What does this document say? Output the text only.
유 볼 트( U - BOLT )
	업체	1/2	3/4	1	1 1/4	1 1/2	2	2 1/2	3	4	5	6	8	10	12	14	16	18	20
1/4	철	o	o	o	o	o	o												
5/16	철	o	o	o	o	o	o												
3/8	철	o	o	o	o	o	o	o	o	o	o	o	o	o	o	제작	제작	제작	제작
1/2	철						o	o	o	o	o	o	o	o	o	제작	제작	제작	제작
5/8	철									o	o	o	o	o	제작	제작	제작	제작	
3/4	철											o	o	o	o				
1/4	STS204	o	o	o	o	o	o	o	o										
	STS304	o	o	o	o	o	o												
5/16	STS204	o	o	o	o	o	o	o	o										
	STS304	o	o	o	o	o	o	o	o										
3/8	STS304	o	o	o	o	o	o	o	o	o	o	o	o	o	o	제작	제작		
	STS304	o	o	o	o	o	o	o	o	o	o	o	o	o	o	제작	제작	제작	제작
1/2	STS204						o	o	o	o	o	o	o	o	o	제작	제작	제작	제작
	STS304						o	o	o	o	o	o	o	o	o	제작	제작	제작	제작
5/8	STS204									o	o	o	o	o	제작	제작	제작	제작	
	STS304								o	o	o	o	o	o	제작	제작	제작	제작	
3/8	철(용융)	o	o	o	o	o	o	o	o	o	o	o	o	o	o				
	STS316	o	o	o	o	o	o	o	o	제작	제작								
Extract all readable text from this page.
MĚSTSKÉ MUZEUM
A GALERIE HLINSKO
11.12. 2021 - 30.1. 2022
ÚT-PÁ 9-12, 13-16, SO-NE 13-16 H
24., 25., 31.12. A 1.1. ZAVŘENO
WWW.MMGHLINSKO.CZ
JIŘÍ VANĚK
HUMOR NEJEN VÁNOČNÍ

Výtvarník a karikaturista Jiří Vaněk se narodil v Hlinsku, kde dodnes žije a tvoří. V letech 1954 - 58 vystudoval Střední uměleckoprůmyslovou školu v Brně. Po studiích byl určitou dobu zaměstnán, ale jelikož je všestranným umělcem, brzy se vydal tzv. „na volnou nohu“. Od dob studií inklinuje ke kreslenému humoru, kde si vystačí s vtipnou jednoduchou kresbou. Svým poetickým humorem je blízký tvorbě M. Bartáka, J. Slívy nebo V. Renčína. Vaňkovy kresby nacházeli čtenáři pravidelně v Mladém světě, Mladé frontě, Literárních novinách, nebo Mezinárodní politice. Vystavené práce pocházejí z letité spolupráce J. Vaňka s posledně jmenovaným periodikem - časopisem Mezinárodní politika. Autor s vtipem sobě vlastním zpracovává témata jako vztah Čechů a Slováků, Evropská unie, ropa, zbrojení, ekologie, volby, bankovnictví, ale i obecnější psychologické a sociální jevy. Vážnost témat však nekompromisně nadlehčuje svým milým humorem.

******************************

How many lines of the entries above hold the string "text"? Reply with the number alone.

2